Work instructions: Count every line that holds the string "type", and report the number alone.
━━ Dataset entries
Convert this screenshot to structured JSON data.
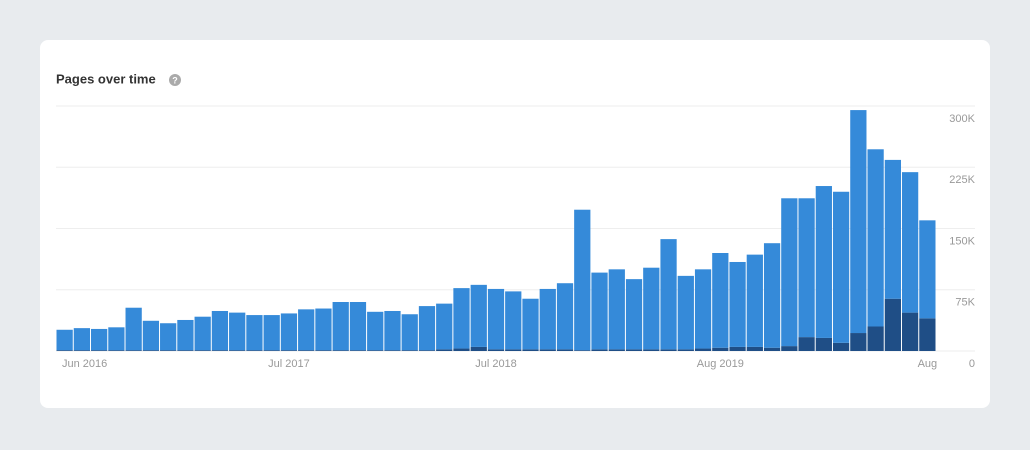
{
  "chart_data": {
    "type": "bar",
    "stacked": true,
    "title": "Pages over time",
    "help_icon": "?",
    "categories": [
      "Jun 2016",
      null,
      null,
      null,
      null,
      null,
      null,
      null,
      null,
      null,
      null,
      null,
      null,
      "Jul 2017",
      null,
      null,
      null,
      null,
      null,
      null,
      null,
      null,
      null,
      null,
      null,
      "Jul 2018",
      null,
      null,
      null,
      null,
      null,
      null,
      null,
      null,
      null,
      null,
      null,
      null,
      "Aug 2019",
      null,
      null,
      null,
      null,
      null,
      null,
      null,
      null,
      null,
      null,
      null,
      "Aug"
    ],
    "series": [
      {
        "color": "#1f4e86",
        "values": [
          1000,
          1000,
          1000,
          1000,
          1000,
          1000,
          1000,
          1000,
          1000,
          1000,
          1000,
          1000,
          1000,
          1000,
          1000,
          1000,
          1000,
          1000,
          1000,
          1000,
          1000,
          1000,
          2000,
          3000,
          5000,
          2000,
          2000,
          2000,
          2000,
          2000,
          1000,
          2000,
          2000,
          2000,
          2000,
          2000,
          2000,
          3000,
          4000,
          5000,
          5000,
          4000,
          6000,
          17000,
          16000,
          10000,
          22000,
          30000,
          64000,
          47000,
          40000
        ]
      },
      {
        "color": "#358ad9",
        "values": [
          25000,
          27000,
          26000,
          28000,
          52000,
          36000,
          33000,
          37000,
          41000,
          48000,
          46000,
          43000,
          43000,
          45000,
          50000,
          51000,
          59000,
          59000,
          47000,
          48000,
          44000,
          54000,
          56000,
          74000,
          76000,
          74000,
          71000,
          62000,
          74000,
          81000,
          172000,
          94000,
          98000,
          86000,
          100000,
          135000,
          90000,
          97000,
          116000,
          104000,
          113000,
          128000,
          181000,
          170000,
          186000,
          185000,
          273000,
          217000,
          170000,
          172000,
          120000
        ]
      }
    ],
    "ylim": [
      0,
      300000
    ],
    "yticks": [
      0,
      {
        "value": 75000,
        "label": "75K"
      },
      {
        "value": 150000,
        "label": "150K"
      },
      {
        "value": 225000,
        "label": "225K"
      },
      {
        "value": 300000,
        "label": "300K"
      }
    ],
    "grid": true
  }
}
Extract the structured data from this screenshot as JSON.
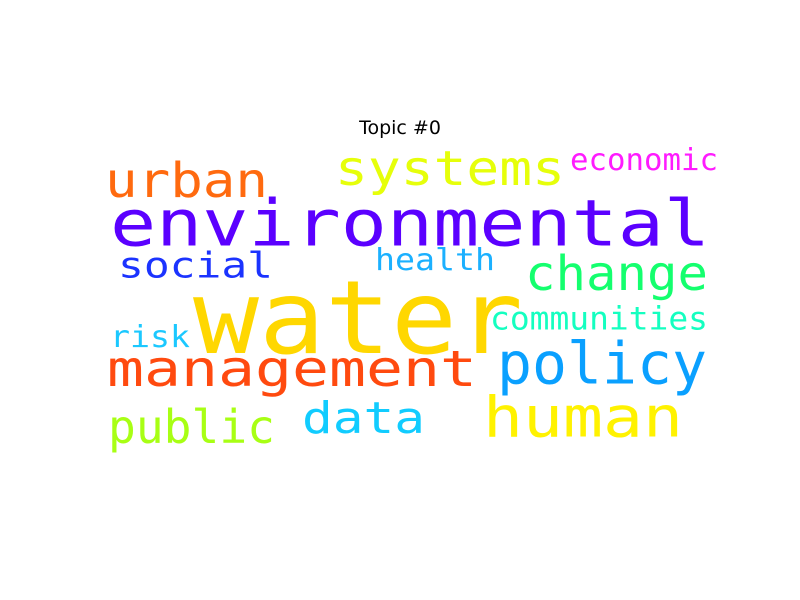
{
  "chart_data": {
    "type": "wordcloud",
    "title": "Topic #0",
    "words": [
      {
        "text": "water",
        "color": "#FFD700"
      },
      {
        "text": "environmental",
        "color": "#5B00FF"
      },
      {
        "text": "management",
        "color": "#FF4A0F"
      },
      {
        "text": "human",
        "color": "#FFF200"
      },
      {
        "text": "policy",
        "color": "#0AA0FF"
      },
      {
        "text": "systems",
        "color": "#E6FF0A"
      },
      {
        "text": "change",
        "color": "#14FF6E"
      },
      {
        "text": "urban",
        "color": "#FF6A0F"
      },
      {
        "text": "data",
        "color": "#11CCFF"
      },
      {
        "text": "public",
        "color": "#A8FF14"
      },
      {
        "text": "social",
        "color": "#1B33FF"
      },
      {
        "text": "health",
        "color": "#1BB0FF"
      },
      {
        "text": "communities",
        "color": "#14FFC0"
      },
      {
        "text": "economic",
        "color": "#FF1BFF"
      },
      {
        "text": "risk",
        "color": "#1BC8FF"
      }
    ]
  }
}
━━━━
━━ Dataset entries
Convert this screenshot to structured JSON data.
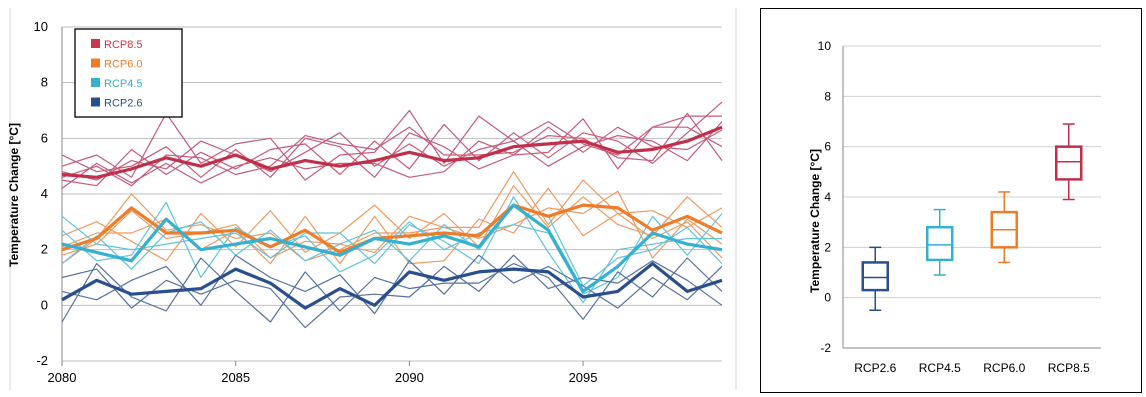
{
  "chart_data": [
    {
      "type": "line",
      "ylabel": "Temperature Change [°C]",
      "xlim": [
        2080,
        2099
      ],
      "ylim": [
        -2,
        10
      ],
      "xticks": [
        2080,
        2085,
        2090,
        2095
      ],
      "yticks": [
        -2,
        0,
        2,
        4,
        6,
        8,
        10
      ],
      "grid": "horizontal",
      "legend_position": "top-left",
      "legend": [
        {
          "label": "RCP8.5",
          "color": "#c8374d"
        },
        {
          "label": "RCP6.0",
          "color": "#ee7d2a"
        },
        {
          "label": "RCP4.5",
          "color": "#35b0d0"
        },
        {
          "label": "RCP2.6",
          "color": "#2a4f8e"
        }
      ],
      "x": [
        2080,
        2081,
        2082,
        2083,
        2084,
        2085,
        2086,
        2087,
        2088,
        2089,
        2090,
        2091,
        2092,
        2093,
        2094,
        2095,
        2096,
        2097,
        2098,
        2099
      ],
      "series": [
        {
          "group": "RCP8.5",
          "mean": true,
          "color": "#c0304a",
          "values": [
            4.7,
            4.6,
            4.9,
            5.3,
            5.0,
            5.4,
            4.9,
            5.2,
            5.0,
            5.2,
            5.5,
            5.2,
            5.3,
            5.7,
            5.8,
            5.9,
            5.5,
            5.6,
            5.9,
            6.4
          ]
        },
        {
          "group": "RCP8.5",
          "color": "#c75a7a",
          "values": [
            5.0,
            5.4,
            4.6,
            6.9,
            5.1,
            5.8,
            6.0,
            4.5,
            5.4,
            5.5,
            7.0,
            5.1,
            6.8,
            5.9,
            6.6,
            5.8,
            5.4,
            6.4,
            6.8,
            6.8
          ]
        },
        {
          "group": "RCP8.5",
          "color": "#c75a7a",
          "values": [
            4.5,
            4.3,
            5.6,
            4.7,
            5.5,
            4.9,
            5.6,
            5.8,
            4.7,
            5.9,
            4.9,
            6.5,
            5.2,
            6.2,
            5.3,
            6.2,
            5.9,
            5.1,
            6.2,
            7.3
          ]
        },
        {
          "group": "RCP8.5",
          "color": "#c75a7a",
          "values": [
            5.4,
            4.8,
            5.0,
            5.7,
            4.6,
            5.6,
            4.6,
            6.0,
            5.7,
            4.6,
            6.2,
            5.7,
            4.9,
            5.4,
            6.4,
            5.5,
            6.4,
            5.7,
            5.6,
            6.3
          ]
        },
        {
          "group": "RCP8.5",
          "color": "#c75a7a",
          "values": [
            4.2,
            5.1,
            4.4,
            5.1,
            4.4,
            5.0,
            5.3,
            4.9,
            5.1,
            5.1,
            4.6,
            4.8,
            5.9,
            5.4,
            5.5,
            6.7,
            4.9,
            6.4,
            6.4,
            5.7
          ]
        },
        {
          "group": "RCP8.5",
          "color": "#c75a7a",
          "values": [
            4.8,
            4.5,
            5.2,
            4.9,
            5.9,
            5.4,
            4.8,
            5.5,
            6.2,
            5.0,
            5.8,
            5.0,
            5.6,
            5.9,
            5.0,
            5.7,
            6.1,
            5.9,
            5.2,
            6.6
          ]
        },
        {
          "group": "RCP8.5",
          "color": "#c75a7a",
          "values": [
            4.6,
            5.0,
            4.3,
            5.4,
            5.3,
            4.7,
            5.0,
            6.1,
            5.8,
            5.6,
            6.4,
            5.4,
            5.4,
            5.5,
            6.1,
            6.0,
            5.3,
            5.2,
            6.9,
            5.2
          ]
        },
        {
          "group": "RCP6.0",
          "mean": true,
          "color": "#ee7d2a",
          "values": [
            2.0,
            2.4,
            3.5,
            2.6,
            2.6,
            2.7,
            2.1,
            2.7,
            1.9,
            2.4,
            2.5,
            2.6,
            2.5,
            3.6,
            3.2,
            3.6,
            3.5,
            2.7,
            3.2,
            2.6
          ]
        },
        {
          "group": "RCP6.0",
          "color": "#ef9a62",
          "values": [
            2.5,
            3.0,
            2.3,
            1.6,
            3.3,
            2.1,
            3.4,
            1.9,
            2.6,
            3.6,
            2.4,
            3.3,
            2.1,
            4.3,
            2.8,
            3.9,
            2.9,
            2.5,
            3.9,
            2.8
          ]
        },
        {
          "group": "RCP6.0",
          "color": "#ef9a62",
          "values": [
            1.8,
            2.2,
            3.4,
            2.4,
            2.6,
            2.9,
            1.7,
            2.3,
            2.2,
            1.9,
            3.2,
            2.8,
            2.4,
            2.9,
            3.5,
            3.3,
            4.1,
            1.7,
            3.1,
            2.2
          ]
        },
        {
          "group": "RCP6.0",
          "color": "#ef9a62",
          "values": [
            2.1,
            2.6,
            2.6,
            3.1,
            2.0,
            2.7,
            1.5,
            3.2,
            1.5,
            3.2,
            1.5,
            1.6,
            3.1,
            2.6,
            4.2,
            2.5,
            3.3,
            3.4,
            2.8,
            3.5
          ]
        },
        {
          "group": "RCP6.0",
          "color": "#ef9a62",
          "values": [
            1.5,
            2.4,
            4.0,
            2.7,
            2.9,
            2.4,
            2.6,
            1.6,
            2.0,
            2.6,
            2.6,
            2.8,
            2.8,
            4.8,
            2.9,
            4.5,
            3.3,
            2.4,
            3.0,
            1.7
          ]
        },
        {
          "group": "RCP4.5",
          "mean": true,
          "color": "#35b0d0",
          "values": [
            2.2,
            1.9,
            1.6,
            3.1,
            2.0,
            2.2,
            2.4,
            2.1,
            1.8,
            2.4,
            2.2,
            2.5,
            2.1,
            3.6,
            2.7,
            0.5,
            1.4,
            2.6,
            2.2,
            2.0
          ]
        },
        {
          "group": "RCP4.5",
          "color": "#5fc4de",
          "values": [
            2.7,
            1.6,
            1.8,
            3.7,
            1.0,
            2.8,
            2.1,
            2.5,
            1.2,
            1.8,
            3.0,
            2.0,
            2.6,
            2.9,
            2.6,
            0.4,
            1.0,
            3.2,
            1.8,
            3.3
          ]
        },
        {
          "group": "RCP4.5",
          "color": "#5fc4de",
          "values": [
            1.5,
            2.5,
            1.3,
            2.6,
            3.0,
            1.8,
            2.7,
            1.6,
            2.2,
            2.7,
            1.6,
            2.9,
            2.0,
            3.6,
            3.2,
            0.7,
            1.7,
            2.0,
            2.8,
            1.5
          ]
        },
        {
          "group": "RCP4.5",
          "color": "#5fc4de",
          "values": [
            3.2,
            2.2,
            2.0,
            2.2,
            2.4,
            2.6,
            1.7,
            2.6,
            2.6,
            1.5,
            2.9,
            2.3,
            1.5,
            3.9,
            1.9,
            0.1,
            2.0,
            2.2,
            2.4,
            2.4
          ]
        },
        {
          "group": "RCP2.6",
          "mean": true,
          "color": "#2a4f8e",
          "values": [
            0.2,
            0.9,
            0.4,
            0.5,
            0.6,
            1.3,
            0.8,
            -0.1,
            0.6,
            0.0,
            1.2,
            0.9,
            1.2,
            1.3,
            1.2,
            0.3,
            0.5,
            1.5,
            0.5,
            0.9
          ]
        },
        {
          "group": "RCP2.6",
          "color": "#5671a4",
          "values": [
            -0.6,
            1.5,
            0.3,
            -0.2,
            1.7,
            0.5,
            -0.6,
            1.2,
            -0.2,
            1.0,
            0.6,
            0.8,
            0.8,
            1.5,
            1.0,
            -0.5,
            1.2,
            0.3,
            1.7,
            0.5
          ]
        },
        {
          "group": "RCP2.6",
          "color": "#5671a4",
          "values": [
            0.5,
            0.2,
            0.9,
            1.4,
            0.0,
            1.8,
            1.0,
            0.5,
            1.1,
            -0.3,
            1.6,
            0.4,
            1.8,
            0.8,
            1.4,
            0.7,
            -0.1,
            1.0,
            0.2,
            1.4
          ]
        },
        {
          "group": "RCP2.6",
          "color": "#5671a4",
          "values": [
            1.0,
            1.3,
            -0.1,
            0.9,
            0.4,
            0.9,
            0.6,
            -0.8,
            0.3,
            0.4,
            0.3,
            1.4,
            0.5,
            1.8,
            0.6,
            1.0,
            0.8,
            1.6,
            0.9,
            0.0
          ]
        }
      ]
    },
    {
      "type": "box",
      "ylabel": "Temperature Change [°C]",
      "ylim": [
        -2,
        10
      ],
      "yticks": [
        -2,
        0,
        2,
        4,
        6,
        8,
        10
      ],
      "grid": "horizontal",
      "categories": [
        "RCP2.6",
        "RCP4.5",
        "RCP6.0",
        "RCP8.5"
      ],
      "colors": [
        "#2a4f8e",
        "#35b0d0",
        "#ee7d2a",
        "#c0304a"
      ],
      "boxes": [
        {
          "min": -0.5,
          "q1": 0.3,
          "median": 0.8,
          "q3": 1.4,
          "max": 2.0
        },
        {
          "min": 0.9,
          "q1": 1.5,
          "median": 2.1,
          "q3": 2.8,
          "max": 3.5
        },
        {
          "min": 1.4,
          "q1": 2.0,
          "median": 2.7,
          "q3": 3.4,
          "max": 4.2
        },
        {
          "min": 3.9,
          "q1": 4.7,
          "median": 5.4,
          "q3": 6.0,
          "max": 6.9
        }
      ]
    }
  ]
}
━━━━
Answer to the exercise: 4